*Entries provided*

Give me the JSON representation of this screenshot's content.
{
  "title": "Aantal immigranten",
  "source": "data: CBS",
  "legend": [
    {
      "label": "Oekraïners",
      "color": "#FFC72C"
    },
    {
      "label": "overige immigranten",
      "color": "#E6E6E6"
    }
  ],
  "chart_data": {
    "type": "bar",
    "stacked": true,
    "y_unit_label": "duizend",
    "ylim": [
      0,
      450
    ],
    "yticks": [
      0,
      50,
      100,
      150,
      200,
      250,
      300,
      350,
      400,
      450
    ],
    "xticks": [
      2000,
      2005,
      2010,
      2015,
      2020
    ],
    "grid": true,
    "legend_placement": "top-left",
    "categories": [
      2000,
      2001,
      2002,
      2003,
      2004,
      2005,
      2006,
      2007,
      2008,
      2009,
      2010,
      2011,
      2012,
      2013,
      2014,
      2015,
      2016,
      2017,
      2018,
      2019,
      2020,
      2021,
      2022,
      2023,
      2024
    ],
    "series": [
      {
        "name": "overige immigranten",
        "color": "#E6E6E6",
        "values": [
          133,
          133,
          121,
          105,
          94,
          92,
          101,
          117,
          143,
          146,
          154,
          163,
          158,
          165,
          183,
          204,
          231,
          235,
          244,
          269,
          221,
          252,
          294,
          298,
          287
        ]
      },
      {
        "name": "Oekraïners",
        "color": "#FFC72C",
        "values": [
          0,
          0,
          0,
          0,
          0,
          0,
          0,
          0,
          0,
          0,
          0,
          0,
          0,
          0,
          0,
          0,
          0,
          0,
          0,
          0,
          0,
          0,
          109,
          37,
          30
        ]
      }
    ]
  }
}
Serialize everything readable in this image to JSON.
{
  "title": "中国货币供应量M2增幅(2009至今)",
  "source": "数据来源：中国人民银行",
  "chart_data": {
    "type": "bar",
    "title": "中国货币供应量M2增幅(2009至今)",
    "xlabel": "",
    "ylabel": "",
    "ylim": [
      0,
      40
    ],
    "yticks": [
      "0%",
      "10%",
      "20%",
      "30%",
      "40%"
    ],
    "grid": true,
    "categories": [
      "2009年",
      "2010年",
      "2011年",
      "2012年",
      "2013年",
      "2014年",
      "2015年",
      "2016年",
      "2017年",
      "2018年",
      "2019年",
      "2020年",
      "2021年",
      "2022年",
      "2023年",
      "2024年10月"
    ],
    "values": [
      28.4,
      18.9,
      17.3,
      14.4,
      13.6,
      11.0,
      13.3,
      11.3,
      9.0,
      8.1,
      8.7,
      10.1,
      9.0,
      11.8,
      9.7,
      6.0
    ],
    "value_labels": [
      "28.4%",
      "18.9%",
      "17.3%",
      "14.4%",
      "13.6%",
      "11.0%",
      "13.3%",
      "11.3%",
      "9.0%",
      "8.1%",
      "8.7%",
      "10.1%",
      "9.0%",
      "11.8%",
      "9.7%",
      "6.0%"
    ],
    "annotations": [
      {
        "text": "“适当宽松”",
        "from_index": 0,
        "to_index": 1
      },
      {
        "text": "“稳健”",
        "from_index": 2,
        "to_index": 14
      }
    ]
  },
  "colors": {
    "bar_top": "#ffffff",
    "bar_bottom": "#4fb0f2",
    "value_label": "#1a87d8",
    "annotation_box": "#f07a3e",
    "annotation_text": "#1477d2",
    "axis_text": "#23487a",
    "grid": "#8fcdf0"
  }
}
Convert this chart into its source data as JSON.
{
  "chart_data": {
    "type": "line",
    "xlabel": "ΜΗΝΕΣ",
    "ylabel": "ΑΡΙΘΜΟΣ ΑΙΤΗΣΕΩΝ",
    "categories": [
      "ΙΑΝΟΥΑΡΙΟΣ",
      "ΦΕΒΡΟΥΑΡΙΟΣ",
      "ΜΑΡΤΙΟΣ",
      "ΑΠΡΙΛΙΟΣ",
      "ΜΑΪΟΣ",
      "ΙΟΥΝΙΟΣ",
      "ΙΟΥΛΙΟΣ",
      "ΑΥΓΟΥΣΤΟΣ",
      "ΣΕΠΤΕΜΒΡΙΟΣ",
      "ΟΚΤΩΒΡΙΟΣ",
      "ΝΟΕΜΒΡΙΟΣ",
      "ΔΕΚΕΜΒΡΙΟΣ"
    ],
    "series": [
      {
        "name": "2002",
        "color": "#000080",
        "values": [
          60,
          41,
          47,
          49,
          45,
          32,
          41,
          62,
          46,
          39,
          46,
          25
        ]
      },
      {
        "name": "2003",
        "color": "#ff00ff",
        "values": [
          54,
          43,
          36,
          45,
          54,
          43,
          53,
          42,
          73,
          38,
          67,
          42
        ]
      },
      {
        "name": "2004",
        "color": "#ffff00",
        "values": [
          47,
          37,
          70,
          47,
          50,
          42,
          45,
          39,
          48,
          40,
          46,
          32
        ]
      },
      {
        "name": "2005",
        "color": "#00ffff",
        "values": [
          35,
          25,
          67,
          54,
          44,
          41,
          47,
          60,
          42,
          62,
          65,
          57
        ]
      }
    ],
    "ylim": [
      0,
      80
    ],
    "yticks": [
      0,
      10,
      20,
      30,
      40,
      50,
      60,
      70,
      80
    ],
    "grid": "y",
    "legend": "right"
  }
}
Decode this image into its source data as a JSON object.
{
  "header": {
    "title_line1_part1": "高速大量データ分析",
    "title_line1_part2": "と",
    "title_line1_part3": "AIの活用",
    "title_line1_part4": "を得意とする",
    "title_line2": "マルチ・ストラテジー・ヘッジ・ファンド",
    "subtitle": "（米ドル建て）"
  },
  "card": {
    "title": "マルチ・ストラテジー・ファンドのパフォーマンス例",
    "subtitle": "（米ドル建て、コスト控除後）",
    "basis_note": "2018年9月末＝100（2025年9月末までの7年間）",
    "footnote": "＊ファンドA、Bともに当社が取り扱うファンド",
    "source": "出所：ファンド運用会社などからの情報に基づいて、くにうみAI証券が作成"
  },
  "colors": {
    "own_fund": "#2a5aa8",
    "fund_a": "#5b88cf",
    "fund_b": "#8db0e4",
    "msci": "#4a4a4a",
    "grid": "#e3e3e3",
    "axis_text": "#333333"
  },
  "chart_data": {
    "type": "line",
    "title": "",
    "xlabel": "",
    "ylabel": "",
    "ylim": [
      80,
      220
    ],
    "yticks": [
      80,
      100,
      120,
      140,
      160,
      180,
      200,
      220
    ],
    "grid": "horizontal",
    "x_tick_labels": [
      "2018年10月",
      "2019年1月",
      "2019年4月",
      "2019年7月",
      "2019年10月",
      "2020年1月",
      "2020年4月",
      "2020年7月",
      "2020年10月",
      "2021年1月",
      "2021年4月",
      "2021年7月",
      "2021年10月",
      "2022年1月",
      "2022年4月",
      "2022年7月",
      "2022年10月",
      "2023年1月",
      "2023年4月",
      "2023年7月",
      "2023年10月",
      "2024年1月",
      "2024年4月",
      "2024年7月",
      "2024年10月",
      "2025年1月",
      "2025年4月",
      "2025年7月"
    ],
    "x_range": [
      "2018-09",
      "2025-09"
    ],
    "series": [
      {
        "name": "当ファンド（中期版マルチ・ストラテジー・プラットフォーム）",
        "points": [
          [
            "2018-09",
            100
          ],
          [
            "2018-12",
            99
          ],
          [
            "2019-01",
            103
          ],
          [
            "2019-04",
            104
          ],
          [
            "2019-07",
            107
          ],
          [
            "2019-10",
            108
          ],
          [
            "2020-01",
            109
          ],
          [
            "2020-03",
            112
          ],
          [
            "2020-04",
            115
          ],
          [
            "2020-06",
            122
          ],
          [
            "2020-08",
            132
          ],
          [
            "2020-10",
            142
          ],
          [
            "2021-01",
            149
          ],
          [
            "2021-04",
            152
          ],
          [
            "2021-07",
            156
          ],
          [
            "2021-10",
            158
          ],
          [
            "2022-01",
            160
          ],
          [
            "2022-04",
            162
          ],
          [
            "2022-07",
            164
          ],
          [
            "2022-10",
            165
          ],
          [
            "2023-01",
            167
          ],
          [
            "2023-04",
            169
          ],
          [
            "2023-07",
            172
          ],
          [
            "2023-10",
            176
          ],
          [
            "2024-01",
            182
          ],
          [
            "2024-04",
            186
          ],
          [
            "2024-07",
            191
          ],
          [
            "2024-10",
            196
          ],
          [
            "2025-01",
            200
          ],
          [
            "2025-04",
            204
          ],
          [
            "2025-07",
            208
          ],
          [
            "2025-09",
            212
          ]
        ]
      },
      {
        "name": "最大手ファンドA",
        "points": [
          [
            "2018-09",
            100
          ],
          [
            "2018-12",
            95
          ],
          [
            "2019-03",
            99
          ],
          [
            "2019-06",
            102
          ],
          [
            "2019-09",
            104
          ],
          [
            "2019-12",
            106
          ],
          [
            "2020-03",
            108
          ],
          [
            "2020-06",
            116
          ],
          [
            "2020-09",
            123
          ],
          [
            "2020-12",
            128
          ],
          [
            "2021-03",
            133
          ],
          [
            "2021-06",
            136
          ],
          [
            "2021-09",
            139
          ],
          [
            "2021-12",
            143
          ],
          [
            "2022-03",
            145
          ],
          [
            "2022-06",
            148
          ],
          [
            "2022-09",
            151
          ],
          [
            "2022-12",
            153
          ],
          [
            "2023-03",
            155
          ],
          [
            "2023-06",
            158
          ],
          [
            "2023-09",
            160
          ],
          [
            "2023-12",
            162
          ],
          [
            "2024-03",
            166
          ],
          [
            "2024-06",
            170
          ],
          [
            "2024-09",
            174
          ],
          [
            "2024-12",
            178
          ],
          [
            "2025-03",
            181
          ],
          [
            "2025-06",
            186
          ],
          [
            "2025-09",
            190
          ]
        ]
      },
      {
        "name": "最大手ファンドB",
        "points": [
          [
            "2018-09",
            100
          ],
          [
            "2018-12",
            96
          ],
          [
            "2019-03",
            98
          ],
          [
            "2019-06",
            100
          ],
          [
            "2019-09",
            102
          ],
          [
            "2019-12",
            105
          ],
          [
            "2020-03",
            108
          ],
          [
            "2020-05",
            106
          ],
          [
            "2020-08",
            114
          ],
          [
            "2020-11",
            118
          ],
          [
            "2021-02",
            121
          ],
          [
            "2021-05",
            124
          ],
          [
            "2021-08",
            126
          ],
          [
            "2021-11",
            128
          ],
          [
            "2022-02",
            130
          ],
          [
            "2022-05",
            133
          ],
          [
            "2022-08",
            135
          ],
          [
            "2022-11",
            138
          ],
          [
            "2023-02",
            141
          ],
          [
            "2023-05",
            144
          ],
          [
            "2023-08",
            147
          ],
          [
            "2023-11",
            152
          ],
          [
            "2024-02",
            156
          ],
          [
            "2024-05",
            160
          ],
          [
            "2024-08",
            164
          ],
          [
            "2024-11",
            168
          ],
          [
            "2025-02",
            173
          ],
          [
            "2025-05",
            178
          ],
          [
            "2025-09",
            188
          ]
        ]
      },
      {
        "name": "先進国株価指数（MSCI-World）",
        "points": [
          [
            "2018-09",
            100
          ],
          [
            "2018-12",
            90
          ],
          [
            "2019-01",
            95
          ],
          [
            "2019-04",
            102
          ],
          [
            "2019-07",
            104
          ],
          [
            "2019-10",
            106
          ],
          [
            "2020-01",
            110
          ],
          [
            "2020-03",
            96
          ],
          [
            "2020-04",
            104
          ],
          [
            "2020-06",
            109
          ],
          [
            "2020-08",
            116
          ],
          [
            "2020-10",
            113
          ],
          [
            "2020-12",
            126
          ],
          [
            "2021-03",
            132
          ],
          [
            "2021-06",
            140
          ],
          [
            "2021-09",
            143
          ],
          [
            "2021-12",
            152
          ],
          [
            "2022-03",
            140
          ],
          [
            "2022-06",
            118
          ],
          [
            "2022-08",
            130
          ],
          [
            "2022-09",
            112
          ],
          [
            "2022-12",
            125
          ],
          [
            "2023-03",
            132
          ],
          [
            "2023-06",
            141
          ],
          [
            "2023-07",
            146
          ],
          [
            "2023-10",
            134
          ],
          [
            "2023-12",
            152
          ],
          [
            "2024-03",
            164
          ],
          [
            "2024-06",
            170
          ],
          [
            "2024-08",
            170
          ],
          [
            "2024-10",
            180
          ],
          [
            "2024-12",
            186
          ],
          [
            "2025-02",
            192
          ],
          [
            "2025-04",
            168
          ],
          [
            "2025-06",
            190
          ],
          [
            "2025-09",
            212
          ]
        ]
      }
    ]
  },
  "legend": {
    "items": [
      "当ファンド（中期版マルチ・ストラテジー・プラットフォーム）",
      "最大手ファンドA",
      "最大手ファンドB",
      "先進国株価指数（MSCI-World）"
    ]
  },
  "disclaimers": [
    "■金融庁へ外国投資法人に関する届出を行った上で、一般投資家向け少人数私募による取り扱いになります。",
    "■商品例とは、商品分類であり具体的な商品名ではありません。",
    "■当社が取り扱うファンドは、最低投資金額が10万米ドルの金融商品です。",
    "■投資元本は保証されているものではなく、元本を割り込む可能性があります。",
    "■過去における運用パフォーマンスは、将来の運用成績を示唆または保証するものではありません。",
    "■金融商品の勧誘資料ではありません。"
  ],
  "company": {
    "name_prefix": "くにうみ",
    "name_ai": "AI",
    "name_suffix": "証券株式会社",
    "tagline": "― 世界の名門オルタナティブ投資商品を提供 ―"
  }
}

*Written instruction*
Copy out the lines that hold "JSON".

*The answer*
Give me the JSON representation of this screenshot's content.
Serialize everything readable in this image to JSON.
Convert this chart into its source data as JSON.
Decode this image into its source data as a JSON object.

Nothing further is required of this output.